A run of records
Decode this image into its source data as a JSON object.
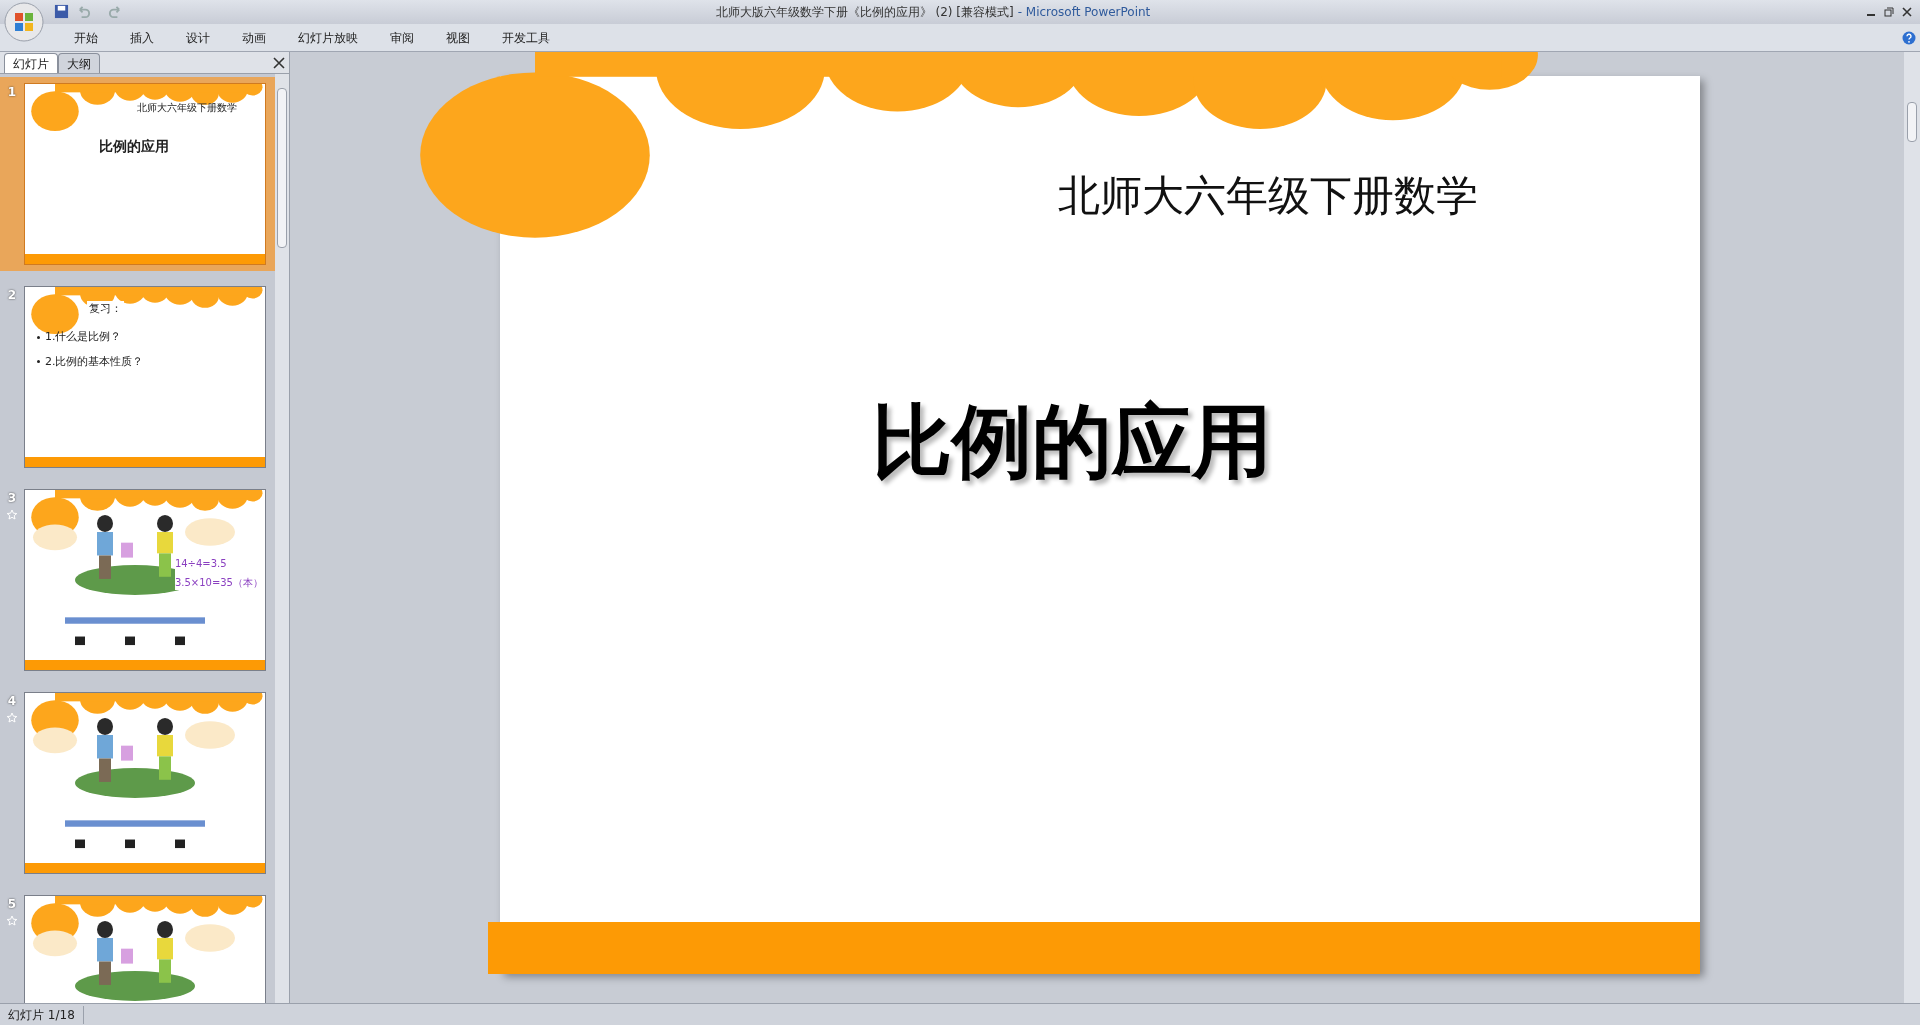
{
  "window": {
    "title": "北师大版六年级数学下册《比例的应用》 (2) [兼容模式]",
    "app_name": "- Microsoft PowerPoint"
  },
  "ribbon_tabs": [
    "开始",
    "插入",
    "设计",
    "动画",
    "幻灯片放映",
    "审阅",
    "视图",
    "开发工具"
  ],
  "panel_tabs": [
    {
      "label": "幻灯片",
      "selected": true
    },
    {
      "label": "大纲",
      "selected": false
    }
  ],
  "thumbnails": [
    {
      "number": "1",
      "selected": true,
      "animated": false,
      "kind": "title",
      "subtitle": "北师大六年级下册数学",
      "title": "比例的应用"
    },
    {
      "number": "2",
      "selected": false,
      "animated": false,
      "kind": "bullets",
      "title": "复习：",
      "bullets": [
        "1.什么是比例？",
        "2.比例的基本性质？"
      ]
    },
    {
      "number": "3",
      "selected": false,
      "animated": true,
      "kind": "picture",
      "equations": [
        "14÷4=3.5",
        "3.5×10=35（本）"
      ]
    },
    {
      "number": "4",
      "selected": false,
      "animated": true,
      "kind": "picture"
    },
    {
      "number": "5",
      "selected": false,
      "animated": true,
      "kind": "picture"
    }
  ],
  "slide": {
    "subtitle": "北师大六年级下册数学",
    "title": "比例的应用"
  },
  "status_bar": {
    "slide_indicator": "幻灯片 1/18"
  }
}
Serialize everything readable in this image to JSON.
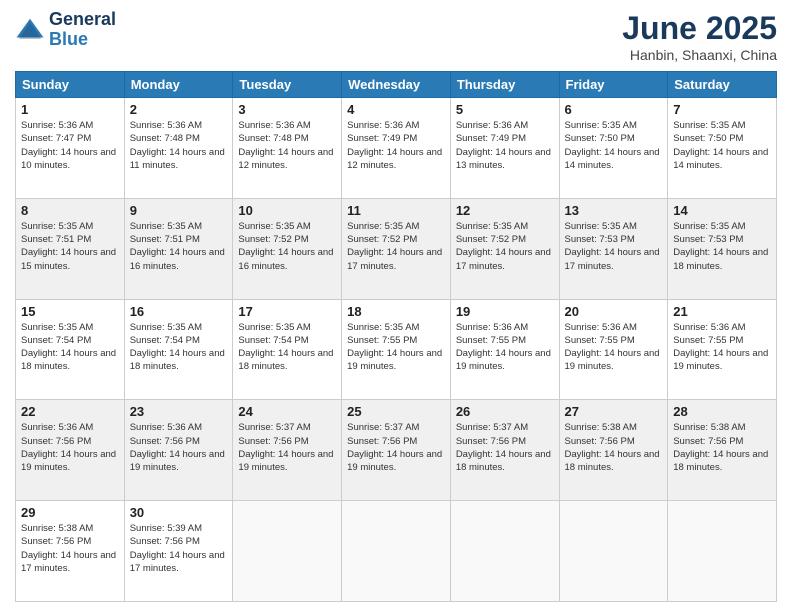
{
  "logo": {
    "general": "General",
    "blue": "Blue"
  },
  "title": {
    "month": "June 2025",
    "location": "Hanbin, Shaanxi, China"
  },
  "headers": [
    "Sunday",
    "Monday",
    "Tuesday",
    "Wednesday",
    "Thursday",
    "Friday",
    "Saturday"
  ],
  "weeks": [
    [
      {
        "day": "1",
        "sunrise": "5:36 AM",
        "sunset": "7:47 PM",
        "daylight": "14 hours and 10 minutes."
      },
      {
        "day": "2",
        "sunrise": "5:36 AM",
        "sunset": "7:48 PM",
        "daylight": "14 hours and 11 minutes."
      },
      {
        "day": "3",
        "sunrise": "5:36 AM",
        "sunset": "7:48 PM",
        "daylight": "14 hours and 12 minutes."
      },
      {
        "day": "4",
        "sunrise": "5:36 AM",
        "sunset": "7:49 PM",
        "daylight": "14 hours and 12 minutes."
      },
      {
        "day": "5",
        "sunrise": "5:36 AM",
        "sunset": "7:49 PM",
        "daylight": "14 hours and 13 minutes."
      },
      {
        "day": "6",
        "sunrise": "5:35 AM",
        "sunset": "7:50 PM",
        "daylight": "14 hours and 14 minutes."
      },
      {
        "day": "7",
        "sunrise": "5:35 AM",
        "sunset": "7:50 PM",
        "daylight": "14 hours and 14 minutes."
      }
    ],
    [
      {
        "day": "8",
        "sunrise": "5:35 AM",
        "sunset": "7:51 PM",
        "daylight": "14 hours and 15 minutes."
      },
      {
        "day": "9",
        "sunrise": "5:35 AM",
        "sunset": "7:51 PM",
        "daylight": "14 hours and 16 minutes."
      },
      {
        "day": "10",
        "sunrise": "5:35 AM",
        "sunset": "7:52 PM",
        "daylight": "14 hours and 16 minutes."
      },
      {
        "day": "11",
        "sunrise": "5:35 AM",
        "sunset": "7:52 PM",
        "daylight": "14 hours and 17 minutes."
      },
      {
        "day": "12",
        "sunrise": "5:35 AM",
        "sunset": "7:52 PM",
        "daylight": "14 hours and 17 minutes."
      },
      {
        "day": "13",
        "sunrise": "5:35 AM",
        "sunset": "7:53 PM",
        "daylight": "14 hours and 17 minutes."
      },
      {
        "day": "14",
        "sunrise": "5:35 AM",
        "sunset": "7:53 PM",
        "daylight": "14 hours and 18 minutes."
      }
    ],
    [
      {
        "day": "15",
        "sunrise": "5:35 AM",
        "sunset": "7:54 PM",
        "daylight": "14 hours and 18 minutes."
      },
      {
        "day": "16",
        "sunrise": "5:35 AM",
        "sunset": "7:54 PM",
        "daylight": "14 hours and 18 minutes."
      },
      {
        "day": "17",
        "sunrise": "5:35 AM",
        "sunset": "7:54 PM",
        "daylight": "14 hours and 18 minutes."
      },
      {
        "day": "18",
        "sunrise": "5:35 AM",
        "sunset": "7:55 PM",
        "daylight": "14 hours and 19 minutes."
      },
      {
        "day": "19",
        "sunrise": "5:36 AM",
        "sunset": "7:55 PM",
        "daylight": "14 hours and 19 minutes."
      },
      {
        "day": "20",
        "sunrise": "5:36 AM",
        "sunset": "7:55 PM",
        "daylight": "14 hours and 19 minutes."
      },
      {
        "day": "21",
        "sunrise": "5:36 AM",
        "sunset": "7:55 PM",
        "daylight": "14 hours and 19 minutes."
      }
    ],
    [
      {
        "day": "22",
        "sunrise": "5:36 AM",
        "sunset": "7:56 PM",
        "daylight": "14 hours and 19 minutes."
      },
      {
        "day": "23",
        "sunrise": "5:36 AM",
        "sunset": "7:56 PM",
        "daylight": "14 hours and 19 minutes."
      },
      {
        "day": "24",
        "sunrise": "5:37 AM",
        "sunset": "7:56 PM",
        "daylight": "14 hours and 19 minutes."
      },
      {
        "day": "25",
        "sunrise": "5:37 AM",
        "sunset": "7:56 PM",
        "daylight": "14 hours and 19 minutes."
      },
      {
        "day": "26",
        "sunrise": "5:37 AM",
        "sunset": "7:56 PM",
        "daylight": "14 hours and 18 minutes."
      },
      {
        "day": "27",
        "sunrise": "5:38 AM",
        "sunset": "7:56 PM",
        "daylight": "14 hours and 18 minutes."
      },
      {
        "day": "28",
        "sunrise": "5:38 AM",
        "sunset": "7:56 PM",
        "daylight": "14 hours and 18 minutes."
      }
    ],
    [
      {
        "day": "29",
        "sunrise": "5:38 AM",
        "sunset": "7:56 PM",
        "daylight": "14 hours and 17 minutes."
      },
      {
        "day": "30",
        "sunrise": "5:39 AM",
        "sunset": "7:56 PM",
        "daylight": "14 hours and 17 minutes."
      },
      null,
      null,
      null,
      null,
      null
    ]
  ]
}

**Your task**
Give the data again exactly as written, with all pictures left out.

**Output below**
Decode this image into its source data as a JSON object.
{
  "window": {
    "title": "北师大版六年级数学下册《比例的应用》 (2) [兼容模式]",
    "app_name": "- Microsoft PowerPoint"
  },
  "ribbon_tabs": [
    "开始",
    "插入",
    "设计",
    "动画",
    "幻灯片放映",
    "审阅",
    "视图",
    "开发工具"
  ],
  "panel_tabs": [
    {
      "label": "幻灯片",
      "selected": true
    },
    {
      "label": "大纲",
      "selected": false
    }
  ],
  "thumbnails": [
    {
      "number": "1",
      "selected": true,
      "animated": false,
      "kind": "title",
      "subtitle": "北师大六年级下册数学",
      "title": "比例的应用"
    },
    {
      "number": "2",
      "selected": false,
      "animated": false,
      "kind": "bullets",
      "title": "复习：",
      "bullets": [
        "1.什么是比例？",
        "2.比例的基本性质？"
      ]
    },
    {
      "number": "3",
      "selected": false,
      "animated": true,
      "kind": "picture",
      "equations": [
        "14÷4=3.5",
        "3.5×10=35（本）"
      ]
    },
    {
      "number": "4",
      "selected": false,
      "animated": true,
      "kind": "picture"
    },
    {
      "number": "5",
      "selected": false,
      "animated": true,
      "kind": "picture"
    }
  ],
  "slide": {
    "subtitle": "北师大六年级下册数学",
    "title": "比例的应用"
  },
  "status_bar": {
    "slide_indicator": "幻灯片 1/18"
  }
}
Serialize everything readable in this image to JSON.
{
  "logo": {
    "general": "General",
    "blue": "Blue"
  },
  "title": {
    "month": "June 2025",
    "location": "Hanbin, Shaanxi, China"
  },
  "headers": [
    "Sunday",
    "Monday",
    "Tuesday",
    "Wednesday",
    "Thursday",
    "Friday",
    "Saturday"
  ],
  "weeks": [
    [
      {
        "day": "1",
        "sunrise": "5:36 AM",
        "sunset": "7:47 PM",
        "daylight": "14 hours and 10 minutes."
      },
      {
        "day": "2",
        "sunrise": "5:36 AM",
        "sunset": "7:48 PM",
        "daylight": "14 hours and 11 minutes."
      },
      {
        "day": "3",
        "sunrise": "5:36 AM",
        "sunset": "7:48 PM",
        "daylight": "14 hours and 12 minutes."
      },
      {
        "day": "4",
        "sunrise": "5:36 AM",
        "sunset": "7:49 PM",
        "daylight": "14 hours and 12 minutes."
      },
      {
        "day": "5",
        "sunrise": "5:36 AM",
        "sunset": "7:49 PM",
        "daylight": "14 hours and 13 minutes."
      },
      {
        "day": "6",
        "sunrise": "5:35 AM",
        "sunset": "7:50 PM",
        "daylight": "14 hours and 14 minutes."
      },
      {
        "day": "7",
        "sunrise": "5:35 AM",
        "sunset": "7:50 PM",
        "daylight": "14 hours and 14 minutes."
      }
    ],
    [
      {
        "day": "8",
        "sunrise": "5:35 AM",
        "sunset": "7:51 PM",
        "daylight": "14 hours and 15 minutes."
      },
      {
        "day": "9",
        "sunrise": "5:35 AM",
        "sunset": "7:51 PM",
        "daylight": "14 hours and 16 minutes."
      },
      {
        "day": "10",
        "sunrise": "5:35 AM",
        "sunset": "7:52 PM",
        "daylight": "14 hours and 16 minutes."
      },
      {
        "day": "11",
        "sunrise": "5:35 AM",
        "sunset": "7:52 PM",
        "daylight": "14 hours and 17 minutes."
      },
      {
        "day": "12",
        "sunrise": "5:35 AM",
        "sunset": "7:52 PM",
        "daylight": "14 hours and 17 minutes."
      },
      {
        "day": "13",
        "sunrise": "5:35 AM",
        "sunset": "7:53 PM",
        "daylight": "14 hours and 17 minutes."
      },
      {
        "day": "14",
        "sunrise": "5:35 AM",
        "sunset": "7:53 PM",
        "daylight": "14 hours and 18 minutes."
      }
    ],
    [
      {
        "day": "15",
        "sunrise": "5:35 AM",
        "sunset": "7:54 PM",
        "daylight": "14 hours and 18 minutes."
      },
      {
        "day": "16",
        "sunrise": "5:35 AM",
        "sunset": "7:54 PM",
        "daylight": "14 hours and 18 minutes."
      },
      {
        "day": "17",
        "sunrise": "5:35 AM",
        "sunset": "7:54 PM",
        "daylight": "14 hours and 18 minutes."
      },
      {
        "day": "18",
        "sunrise": "5:35 AM",
        "sunset": "7:55 PM",
        "daylight": "14 hours and 19 minutes."
      },
      {
        "day": "19",
        "sunrise": "5:36 AM",
        "sunset": "7:55 PM",
        "daylight": "14 hours and 19 minutes."
      },
      {
        "day": "20",
        "sunrise": "5:36 AM",
        "sunset": "7:55 PM",
        "daylight": "14 hours and 19 minutes."
      },
      {
        "day": "21",
        "sunrise": "5:36 AM",
        "sunset": "7:55 PM",
        "daylight": "14 hours and 19 minutes."
      }
    ],
    [
      {
        "day": "22",
        "sunrise": "5:36 AM",
        "sunset": "7:56 PM",
        "daylight": "14 hours and 19 minutes."
      },
      {
        "day": "23",
        "sunrise": "5:36 AM",
        "sunset": "7:56 PM",
        "daylight": "14 hours and 19 minutes."
      },
      {
        "day": "24",
        "sunrise": "5:37 AM",
        "sunset": "7:56 PM",
        "daylight": "14 hours and 19 minutes."
      },
      {
        "day": "25",
        "sunrise": "5:37 AM",
        "sunset": "7:56 PM",
        "daylight": "14 hours and 19 minutes."
      },
      {
        "day": "26",
        "sunrise": "5:37 AM",
        "sunset": "7:56 PM",
        "daylight": "14 hours and 18 minutes."
      },
      {
        "day": "27",
        "sunrise": "5:38 AM",
        "sunset": "7:56 PM",
        "daylight": "14 hours and 18 minutes."
      },
      {
        "day": "28",
        "sunrise": "5:38 AM",
        "sunset": "7:56 PM",
        "daylight": "14 hours and 18 minutes."
      }
    ],
    [
      {
        "day": "29",
        "sunrise": "5:38 AM",
        "sunset": "7:56 PM",
        "daylight": "14 hours and 17 minutes."
      },
      {
        "day": "30",
        "sunrise": "5:39 AM",
        "sunset": "7:56 PM",
        "daylight": "14 hours and 17 minutes."
      },
      null,
      null,
      null,
      null,
      null
    ]
  ]
}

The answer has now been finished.